◆ Directions for this task:
Gather up the lines with the word "filters" in them.

>> begin Dataset records

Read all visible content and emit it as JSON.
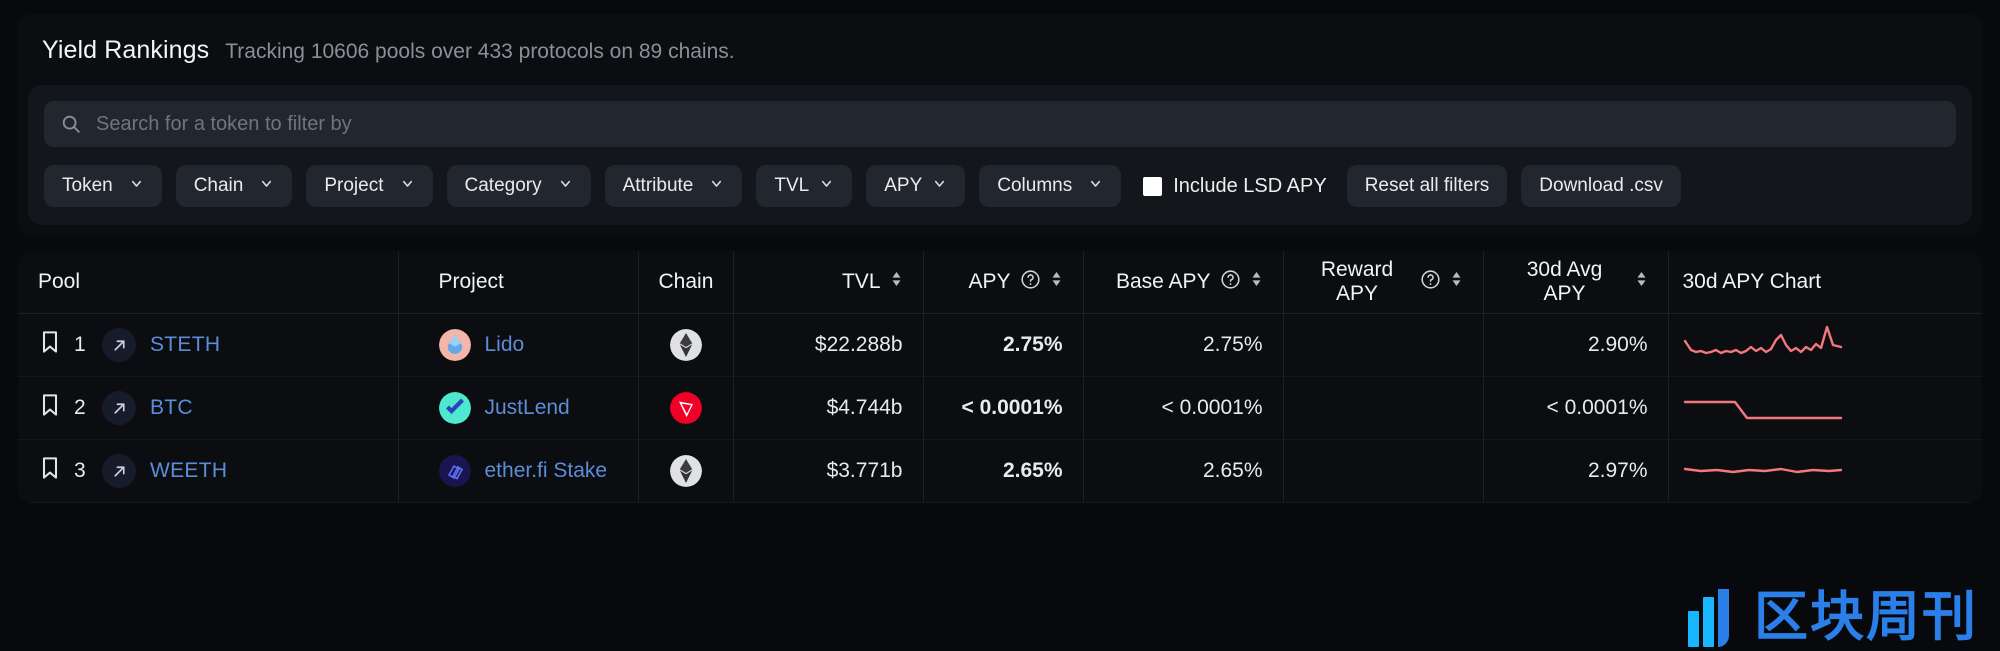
{
  "header": {
    "title": "Yield Rankings",
    "subtitle": "Tracking 10606 pools over 433 protocols on 89 chains."
  },
  "search": {
    "placeholder": "Search for a token to filter by",
    "value": "",
    "icon": "search-icon"
  },
  "filters": {
    "dropdowns": [
      {
        "label": "Token"
      },
      {
        "label": "Chain"
      },
      {
        "label": "Project"
      },
      {
        "label": "Category"
      },
      {
        "label": "Attribute"
      },
      {
        "label": "TVL"
      },
      {
        "label": "APY"
      },
      {
        "label": "Columns"
      }
    ],
    "checkbox": {
      "label": "Include LSD APY",
      "checked": true
    },
    "reset_label": "Reset all filters",
    "download_label": "Download .csv"
  },
  "table": {
    "columns": [
      {
        "key": "pool",
        "label": "Pool",
        "align": "left",
        "help": false,
        "sort": false
      },
      {
        "key": "project",
        "label": "Project",
        "align": "left",
        "help": false,
        "sort": false
      },
      {
        "key": "chain",
        "label": "Chain",
        "align": "left",
        "help": false,
        "sort": false
      },
      {
        "key": "tvl",
        "label": "TVL",
        "align": "right",
        "help": false,
        "sort": true
      },
      {
        "key": "apy",
        "label": "APY",
        "align": "right",
        "help": true,
        "sort": true
      },
      {
        "key": "base_apy",
        "label": "Base APY",
        "align": "right",
        "help": true,
        "sort": true
      },
      {
        "key": "reward",
        "label": "Reward APY",
        "align": "right",
        "help": true,
        "sort": true
      },
      {
        "key": "avg30d",
        "label": "30d Avg APY",
        "align": "right",
        "help": false,
        "sort": true
      },
      {
        "key": "chart",
        "label": "30d APY Chart",
        "align": "left",
        "help": false,
        "sort": false
      }
    ],
    "rows": [
      {
        "rank": "1",
        "pool": "STETH",
        "project": "Lido",
        "project_logo": "lido-logo",
        "chain": "Ethereum",
        "chain_logo": "ethereum-logo",
        "tvl": "$22.288b",
        "apy": "2.75%",
        "base_apy": "2.75%",
        "reward_apy": "",
        "avg_30d": "2.90%",
        "chart_color": "#f4777f"
      },
      {
        "rank": "2",
        "pool": "BTC",
        "project": "JustLend",
        "project_logo": "justlend-logo",
        "chain": "Tron",
        "chain_logo": "tron-logo",
        "tvl": "$4.744b",
        "apy": "< 0.0001%",
        "base_apy": "< 0.0001%",
        "reward_apy": "",
        "avg_30d": "< 0.0001%",
        "chart_color": "#f4777f"
      },
      {
        "rank": "3",
        "pool": "WEETH",
        "project": "ether.fi Stake",
        "project_logo": "etherfi-logo",
        "chain": "Ethereum",
        "chain_logo": "ethereum-logo",
        "tvl": "$3.771b",
        "apy": "2.65%",
        "base_apy": "2.65%",
        "reward_apy": "",
        "avg_30d": "2.97%",
        "chart_color": "#f4777f"
      }
    ]
  },
  "watermark": {
    "text": "区块周刊"
  },
  "colors": {
    "link": "#5b8dd9",
    "accent_red": "#f4777f",
    "panel": "#0b0d10",
    "control": "#22262e"
  },
  "chart_data": [
    {
      "type": "line",
      "title": "30d APY Chart",
      "series": [
        {
          "name": "STETH",
          "values": [
            3.05,
            2.78,
            2.72,
            2.74,
            2.7,
            2.73,
            2.76,
            2.71,
            2.74,
            2.72,
            2.76,
            2.7,
            2.75,
            2.8,
            2.74,
            2.78,
            2.72,
            2.76,
            2.86,
            2.95,
            2.8,
            2.74,
            2.77,
            2.72,
            2.79,
            2.75,
            2.82,
            2.78,
            3.55,
            2.86
          ]
        }
      ],
      "ylim": [
        2.6,
        3.6
      ],
      "grid": false,
      "legend": false
    },
    {
      "type": "line",
      "title": "30d APY Chart",
      "series": [
        {
          "name": "BTC",
          "values": [
            0.92,
            0.92,
            0.92,
            0.92,
            0.92,
            0.92,
            0.92,
            0.92,
            0.92,
            0.92,
            0.7,
            0.42,
            0.4,
            0.4,
            0.4,
            0.4,
            0.4,
            0.4,
            0.4,
            0.4,
            0.4,
            0.4,
            0.4,
            0.4,
            0.4,
            0.4,
            0.4,
            0.4,
            0.4,
            0.4
          ]
        }
      ],
      "ylim": [
        0.3,
        1.0
      ],
      "grid": false,
      "legend": false
    },
    {
      "type": "line",
      "title": "30d APY Chart",
      "series": [
        {
          "name": "WEETH",
          "values": [
            2.97,
            2.95,
            2.96,
            2.94,
            2.97,
            2.95,
            2.96,
            2.94,
            2.95,
            2.97,
            2.94,
            2.96,
            2.95,
            2.93,
            2.96,
            2.94,
            2.95,
            2.96,
            2.94,
            2.95,
            2.93,
            2.96,
            2.94,
            2.95,
            2.93,
            2.96,
            2.94,
            2.95,
            2.96,
            2.94
          ]
        }
      ],
      "ylim": [
        2.9,
        3.0
      ],
      "grid": false,
      "legend": false
    }
  ]
}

>> end Dataset records

◆ Result for this task:
  "filters": {
    "reset_label": "Reset all filters",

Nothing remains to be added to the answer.